▸ OBJECTIVE
Reproduce each line of the material exactly, minus any picture.

▸ EXCERPTED DATA
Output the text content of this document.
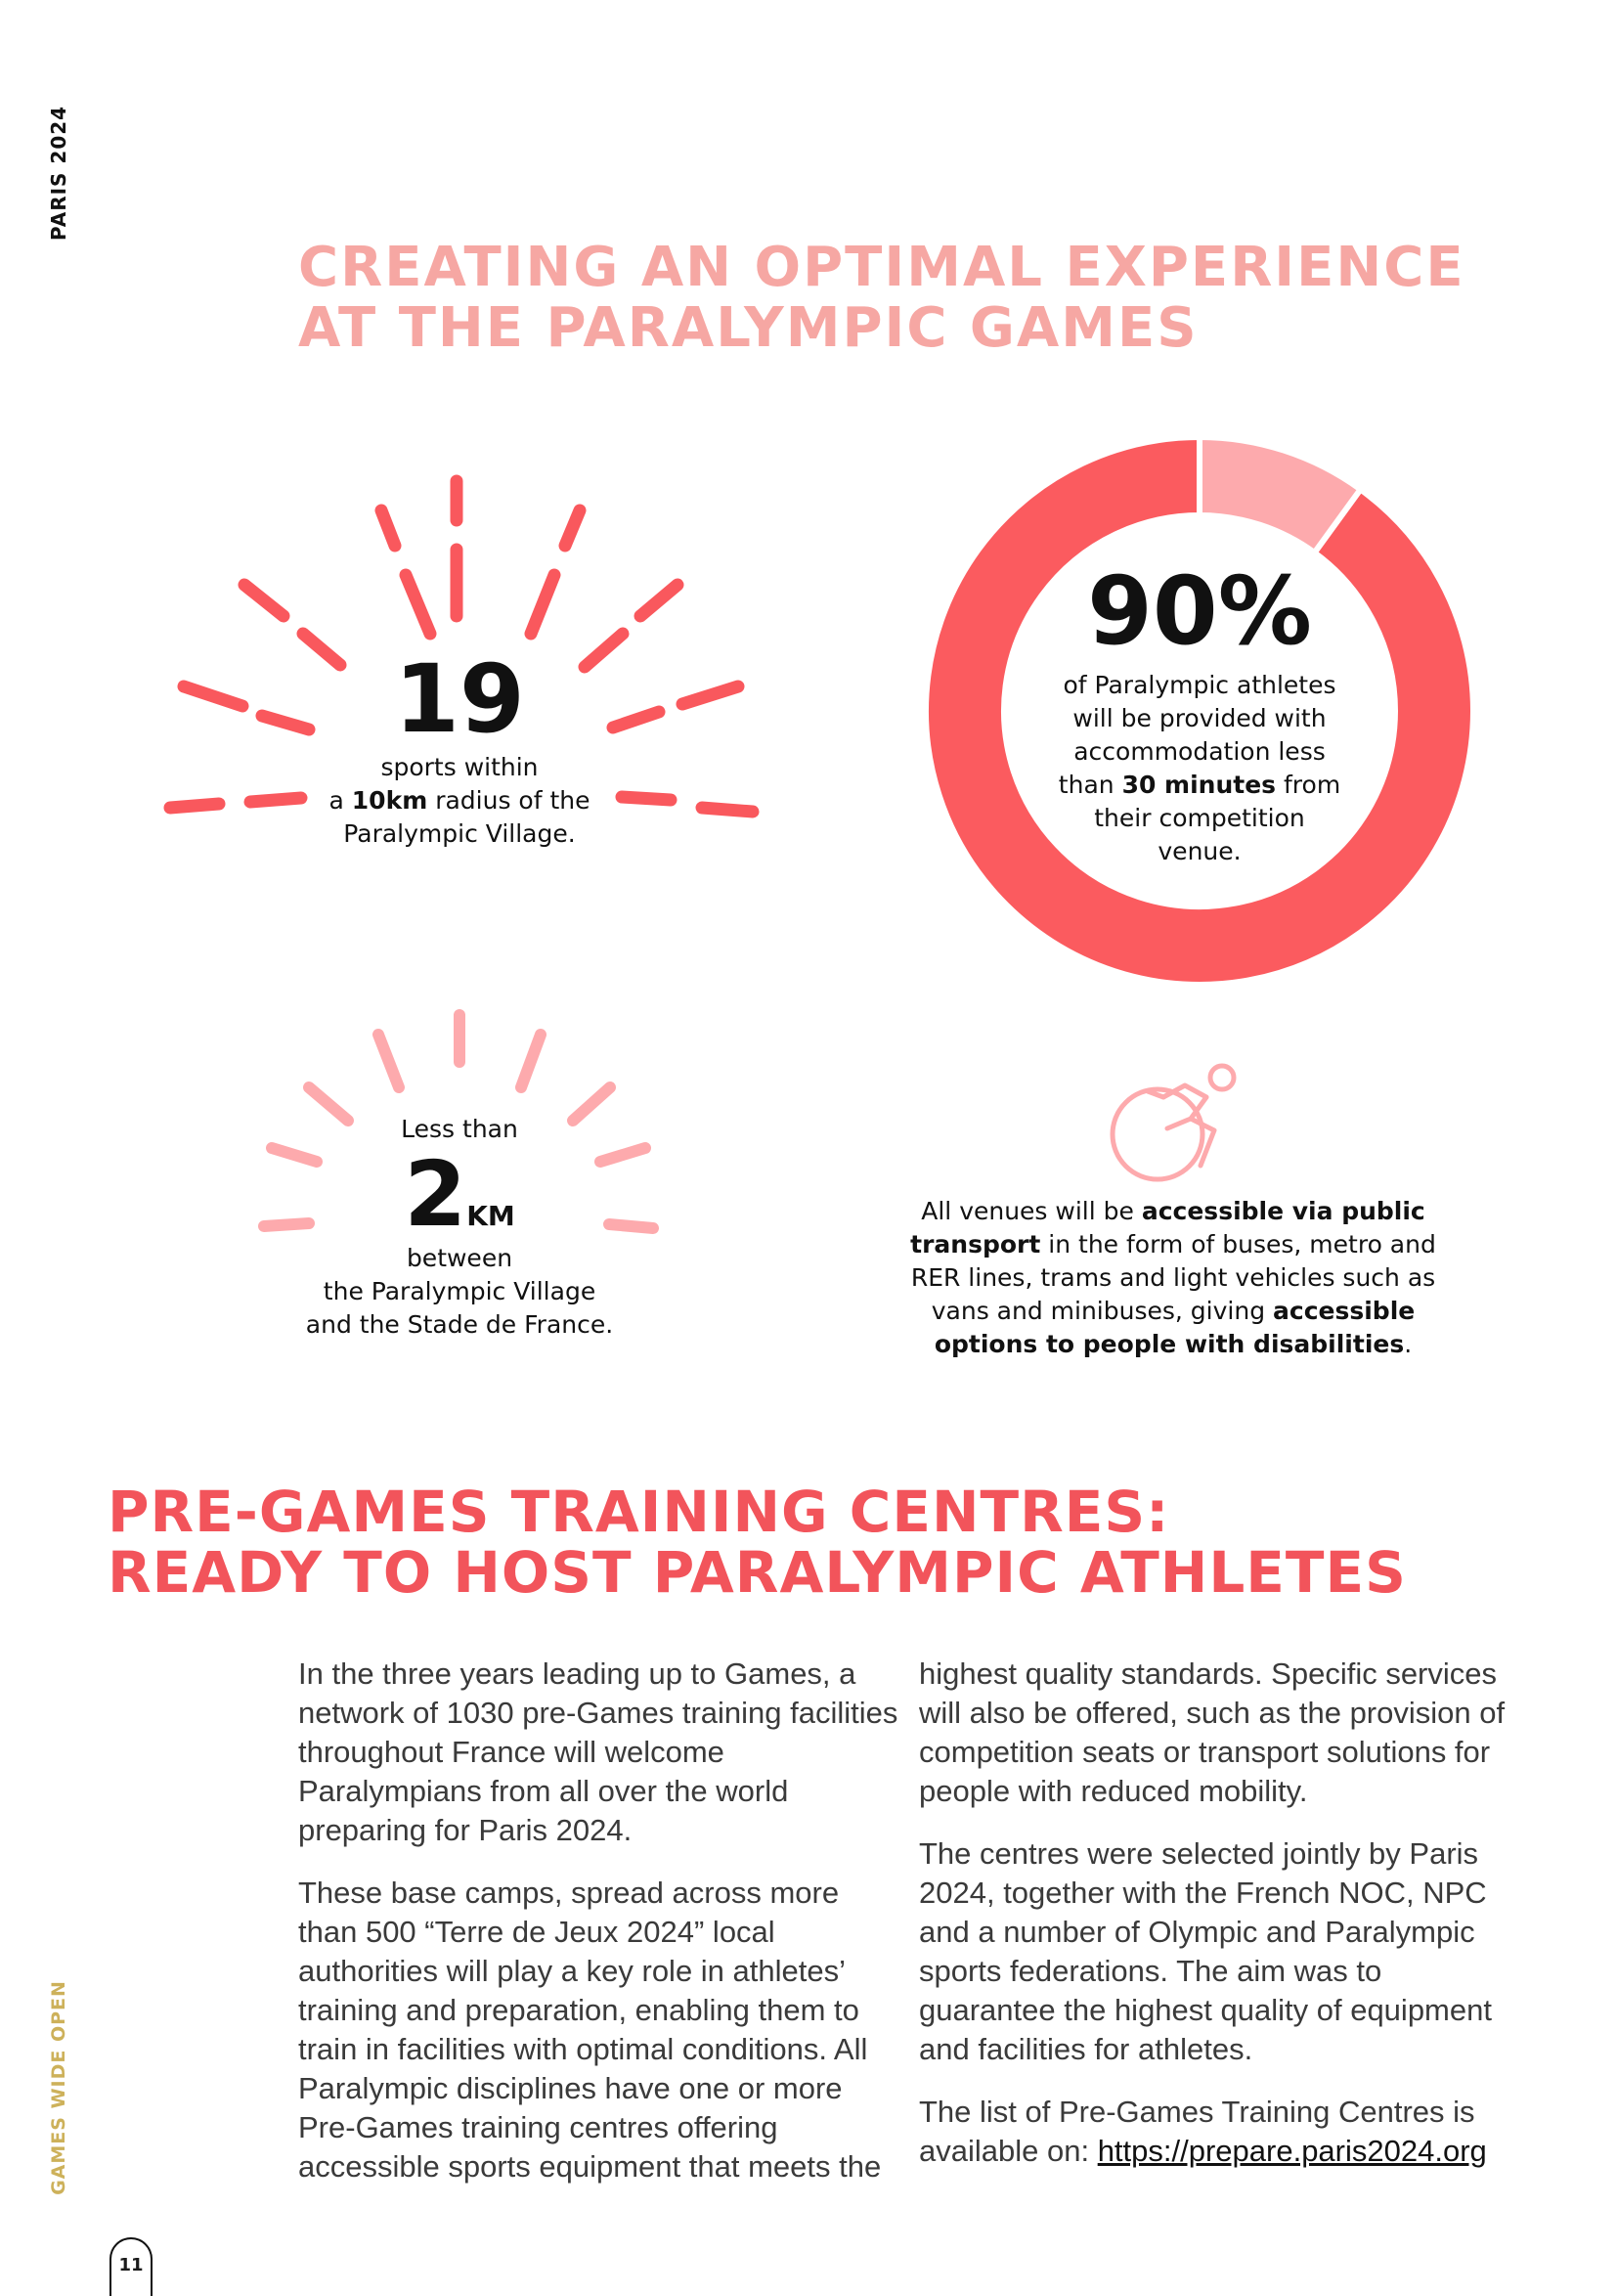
PARIS 2024
GAMES WIDE OPEN
CREATING AN OPTIMAL EXPERIENCE
AT THE PARALYMPIC GAMES
19
sports within
a 10km radius of the
Paralympic Village.
90%
of Paralympic athletes
will be provided with
accommodation less
than 30 minutes from
their competition
venue.
Less than
2KM
between
the Paralympic Village
and the Stade de France.
All venues will be accessible via public
transport in the form of buses, metro and
RER lines, trams and light vehicles such as
vans and minibuses, giving accessible
options to people with disabilities.
PRE-GAMES TRAINING CENTRES:
READY TO HOST PARALYMPIC ATHLETES

In the three years leading up to Games, a network of 1030 pre-Games training facilities throughout France will welcome Paralympians from all over the world preparing for Paris 2024.

These base camps, spread across more than 500 “Terre de Jeux 2024” local authorities will play a key role in athletes’ training and preparation, enabling them to train in facilities with optimal conditions. All Paralympic disciplines have one or more Pre-Games training centres offering accessible sports equipment that meets the

highest quality standards. Specific services will also be offered, such as the provision of competition seats or transport solutions for people with reduced mobility.

The centres were selected jointly by Paris 2024, together with the French NOC, NPC and a number of Olympic and Paralympic sports federations. The aim was to guarantee the highest quality of equipment and facilities for athletes.

The list of Pre-Games Training Centres is available on: https://prepare.paris2024.org

11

▸ SOLVED PROBLEM
Output the text content of this document.
PARIS 2024
GAMES WIDE OPEN
CREATING AN OPTIMAL EXPERIENCE
AT THE PARALYMPIC GAMES
19
sports within
a 10km radius of the
Paralympic Village.
90%
of Paralympic athletes
will be provided with
accommodation less
than 30 minutes from
their competition
venue.
Less than
2KM
between
the Paralympic Village
and the Stade de France.
All venues will be accessible via public
transport in the form of buses, metro and
RER lines, trams and light vehicles such as
vans and minibuses, giving accessible
options to people with disabilities.
PRE-GAMES TRAINING CENTRES:
READY TO HOST PARALYMPIC ATHLETES

In the three years leading up to Games, a network of 1030 pre-Games training facilities throughout France will welcome Paralympians from all over the world preparing for Paris 2024.

These base camps, spread across more than 500 “Terre de Jeux 2024” local authorities will play a key role in athletes’ training and preparation, enabling them to train in facilities with optimal conditions. All Paralympic disciplines have one or more Pre-Games training centres offering accessible sports equipment that meets the

highest quality standards. Specific services will also be offered, such as the provision of competition seats or transport solutions for people with reduced mobility.

The centres were selected jointly by Paris 2024, together with the French NOC, NPC and a number of Olympic and Paralympic sports federations. The aim was to guarantee the highest quality of equipment and facilities for athletes.

The list of Pre-Games Training Centres is available on: https://prepare.paris2024.org

11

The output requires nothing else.